Work to complete
Write out all of the entries that follow, word for word, but skip the pictures.
===== Provided entries
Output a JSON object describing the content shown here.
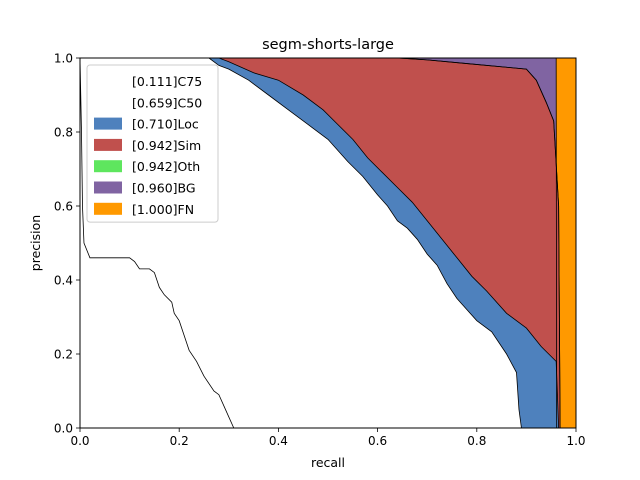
{
  "chart_data": {
    "type": "area",
    "title": "segm-shorts-large",
    "xlabel": "recall",
    "ylabel": "precision",
    "xlim": [
      0,
      1
    ],
    "ylim": [
      0,
      1
    ],
    "xticks": [
      "0.0",
      "0.2",
      "0.4",
      "0.6",
      "0.8",
      "1.0"
    ],
    "yticks": [
      "0.0",
      "0.2",
      "0.4",
      "0.6",
      "0.8",
      "1.0"
    ],
    "grid": false,
    "legend_position": "upper-left",
    "series": [
      {
        "name": "[0.111]C75",
        "color": "#ffffff",
        "points": [
          [
            0,
            1.0
          ],
          [
            0.003,
            0.8
          ],
          [
            0.005,
            0.6
          ],
          [
            0.008,
            0.5
          ],
          [
            0.02,
            0.46
          ],
          [
            0.1,
            0.46
          ],
          [
            0.11,
            0.45
          ],
          [
            0.12,
            0.43
          ],
          [
            0.14,
            0.43
          ],
          [
            0.15,
            0.42
          ],
          [
            0.16,
            0.38
          ],
          [
            0.17,
            0.36
          ],
          [
            0.185,
            0.34
          ],
          [
            0.19,
            0.31
          ],
          [
            0.2,
            0.29
          ],
          [
            0.21,
            0.25
          ],
          [
            0.22,
            0.21
          ],
          [
            0.235,
            0.18
          ],
          [
            0.25,
            0.14
          ],
          [
            0.27,
            0.1
          ],
          [
            0.28,
            0.09
          ],
          [
            0.29,
            0.06
          ],
          [
            0.3,
            0.03
          ],
          [
            0.31,
            0.0
          ]
        ]
      },
      {
        "name": "[0.659]C50",
        "color": "#ffffff",
        "points": [
          [
            0,
            1.0
          ],
          [
            0.26,
            1.0
          ],
          [
            0.28,
            0.98
          ],
          [
            0.3,
            0.97
          ],
          [
            0.34,
            0.94
          ],
          [
            0.38,
            0.9
          ],
          [
            0.42,
            0.86
          ],
          [
            0.46,
            0.82
          ],
          [
            0.5,
            0.78
          ],
          [
            0.54,
            0.72
          ],
          [
            0.57,
            0.68
          ],
          [
            0.6,
            0.63
          ],
          [
            0.62,
            0.6
          ],
          [
            0.64,
            0.56
          ],
          [
            0.66,
            0.54
          ],
          [
            0.68,
            0.51
          ],
          [
            0.7,
            0.47
          ],
          [
            0.72,
            0.44
          ],
          [
            0.74,
            0.39
          ],
          [
            0.76,
            0.35
          ],
          [
            0.78,
            0.32
          ],
          [
            0.8,
            0.29
          ],
          [
            0.83,
            0.26
          ],
          [
            0.86,
            0.2
          ],
          [
            0.88,
            0.15
          ],
          [
            0.885,
            0.05
          ],
          [
            0.89,
            0.0
          ]
        ]
      },
      {
        "name": "[0.710]Loc",
        "color": "#4e81bd",
        "points": [
          [
            0,
            1.0
          ],
          [
            0.28,
            1.0
          ],
          [
            0.3,
            0.99
          ],
          [
            0.35,
            0.96
          ],
          [
            0.4,
            0.94
          ],
          [
            0.45,
            0.9
          ],
          [
            0.49,
            0.86
          ],
          [
            0.52,
            0.82
          ],
          [
            0.55,
            0.78
          ],
          [
            0.58,
            0.73
          ],
          [
            0.61,
            0.69
          ],
          [
            0.64,
            0.65
          ],
          [
            0.67,
            0.61
          ],
          [
            0.7,
            0.56
          ],
          [
            0.73,
            0.51
          ],
          [
            0.76,
            0.46
          ],
          [
            0.79,
            0.41
          ],
          [
            0.82,
            0.37
          ],
          [
            0.86,
            0.31
          ],
          [
            0.9,
            0.27
          ],
          [
            0.93,
            0.22
          ],
          [
            0.96,
            0.18
          ],
          [
            0.965,
            0.0
          ]
        ]
      },
      {
        "name": "[0.942]Sim",
        "color": "#c0504d",
        "points": [
          [
            0,
            1.0
          ],
          [
            0.64,
            1.0
          ],
          [
            0.7,
            0.995
          ],
          [
            0.78,
            0.985
          ],
          [
            0.86,
            0.975
          ],
          [
            0.9,
            0.97
          ],
          [
            0.92,
            0.94
          ],
          [
            0.94,
            0.88
          ],
          [
            0.955,
            0.83
          ],
          [
            0.965,
            0.6
          ],
          [
            0.968,
            0.0
          ]
        ]
      },
      {
        "name": "[0.942]Oth",
        "color": "#5ee65e",
        "points": [
          [
            0,
            1.0
          ],
          [
            0.64,
            1.0
          ],
          [
            0.7,
            0.995
          ],
          [
            0.78,
            0.985
          ],
          [
            0.86,
            0.975
          ],
          [
            0.9,
            0.97
          ],
          [
            0.92,
            0.94
          ],
          [
            0.94,
            0.88
          ],
          [
            0.955,
            0.83
          ],
          [
            0.965,
            0.6
          ],
          [
            0.968,
            0.0
          ]
        ]
      },
      {
        "name": "[0.960]BG",
        "color": "#8064a2",
        "points": [
          [
            0,
            1.0
          ],
          [
            0.96,
            1.0
          ],
          [
            0.961,
            0.0
          ]
        ]
      },
      {
        "name": "[1.000]FN",
        "color": "#ff9900",
        "points": [
          [
            0,
            1.0
          ],
          [
            1.0,
            1.0
          ],
          [
            1.0,
            0.0
          ]
        ]
      }
    ]
  }
}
==========
Solution to the problem
Output a JSON object describing the content shown here.
{
  "chart_data": {
    "type": "area",
    "title": "segm-shorts-large",
    "xlabel": "recall",
    "ylabel": "precision",
    "xlim": [
      0,
      1
    ],
    "ylim": [
      0,
      1
    ],
    "xticks": [
      "0.0",
      "0.2",
      "0.4",
      "0.6",
      "0.8",
      "1.0"
    ],
    "yticks": [
      "0.0",
      "0.2",
      "0.4",
      "0.6",
      "0.8",
      "1.0"
    ],
    "grid": false,
    "legend_position": "upper-left",
    "series": [
      {
        "name": "[0.111]C75",
        "color": "#ffffff",
        "points": [
          [
            0,
            1.0
          ],
          [
            0.003,
            0.8
          ],
          [
            0.005,
            0.6
          ],
          [
            0.008,
            0.5
          ],
          [
            0.02,
            0.46
          ],
          [
            0.1,
            0.46
          ],
          [
            0.11,
            0.45
          ],
          [
            0.12,
            0.43
          ],
          [
            0.14,
            0.43
          ],
          [
            0.15,
            0.42
          ],
          [
            0.16,
            0.38
          ],
          [
            0.17,
            0.36
          ],
          [
            0.185,
            0.34
          ],
          [
            0.19,
            0.31
          ],
          [
            0.2,
            0.29
          ],
          [
            0.21,
            0.25
          ],
          [
            0.22,
            0.21
          ],
          [
            0.235,
            0.18
          ],
          [
            0.25,
            0.14
          ],
          [
            0.27,
            0.1
          ],
          [
            0.28,
            0.09
          ],
          [
            0.29,
            0.06
          ],
          [
            0.3,
            0.03
          ],
          [
            0.31,
            0.0
          ]
        ]
      },
      {
        "name": "[0.659]C50",
        "color": "#ffffff",
        "points": [
          [
            0,
            1.0
          ],
          [
            0.26,
            1.0
          ],
          [
            0.28,
            0.98
          ],
          [
            0.3,
            0.97
          ],
          [
            0.34,
            0.94
          ],
          [
            0.38,
            0.9
          ],
          [
            0.42,
            0.86
          ],
          [
            0.46,
            0.82
          ],
          [
            0.5,
            0.78
          ],
          [
            0.54,
            0.72
          ],
          [
            0.57,
            0.68
          ],
          [
            0.6,
            0.63
          ],
          [
            0.62,
            0.6
          ],
          [
            0.64,
            0.56
          ],
          [
            0.66,
            0.54
          ],
          [
            0.68,
            0.51
          ],
          [
            0.7,
            0.47
          ],
          [
            0.72,
            0.44
          ],
          [
            0.74,
            0.39
          ],
          [
            0.76,
            0.35
          ],
          [
            0.78,
            0.32
          ],
          [
            0.8,
            0.29
          ],
          [
            0.83,
            0.26
          ],
          [
            0.86,
            0.2
          ],
          [
            0.88,
            0.15
          ],
          [
            0.885,
            0.05
          ],
          [
            0.89,
            0.0
          ]
        ]
      },
      {
        "name": "[0.710]Loc",
        "color": "#4e81bd",
        "points": [
          [
            0,
            1.0
          ],
          [
            0.28,
            1.0
          ],
          [
            0.3,
            0.99
          ],
          [
            0.35,
            0.96
          ],
          [
            0.4,
            0.94
          ],
          [
            0.45,
            0.9
          ],
          [
            0.49,
            0.86
          ],
          [
            0.52,
            0.82
          ],
          [
            0.55,
            0.78
          ],
          [
            0.58,
            0.73
          ],
          [
            0.61,
            0.69
          ],
          [
            0.64,
            0.65
          ],
          [
            0.67,
            0.61
          ],
          [
            0.7,
            0.56
          ],
          [
            0.73,
            0.51
          ],
          [
            0.76,
            0.46
          ],
          [
            0.79,
            0.41
          ],
          [
            0.82,
            0.37
          ],
          [
            0.86,
            0.31
          ],
          [
            0.9,
            0.27
          ],
          [
            0.93,
            0.22
          ],
          [
            0.96,
            0.18
          ],
          [
            0.965,
            0.0
          ]
        ]
      },
      {
        "name": "[0.942]Sim",
        "color": "#c0504d",
        "points": [
          [
            0,
            1.0
          ],
          [
            0.64,
            1.0
          ],
          [
            0.7,
            0.995
          ],
          [
            0.78,
            0.985
          ],
          [
            0.86,
            0.975
          ],
          [
            0.9,
            0.97
          ],
          [
            0.92,
            0.94
          ],
          [
            0.94,
            0.88
          ],
          [
            0.955,
            0.83
          ],
          [
            0.965,
            0.6
          ],
          [
            0.968,
            0.0
          ]
        ]
      },
      {
        "name": "[0.942]Oth",
        "color": "#5ee65e",
        "points": [
          [
            0,
            1.0
          ],
          [
            0.64,
            1.0
          ],
          [
            0.7,
            0.995
          ],
          [
            0.78,
            0.985
          ],
          [
            0.86,
            0.975
          ],
          [
            0.9,
            0.97
          ],
          [
            0.92,
            0.94
          ],
          [
            0.94,
            0.88
          ],
          [
            0.955,
            0.83
          ],
          [
            0.965,
            0.6
          ],
          [
            0.968,
            0.0
          ]
        ]
      },
      {
        "name": "[0.960]BG",
        "color": "#8064a2",
        "points": [
          [
            0,
            1.0
          ],
          [
            0.96,
            1.0
          ],
          [
            0.961,
            0.0
          ]
        ]
      },
      {
        "name": "[1.000]FN",
        "color": "#ff9900",
        "points": [
          [
            0,
            1.0
          ],
          [
            1.0,
            1.0
          ],
          [
            1.0,
            0.0
          ]
        ]
      }
    ]
  }
}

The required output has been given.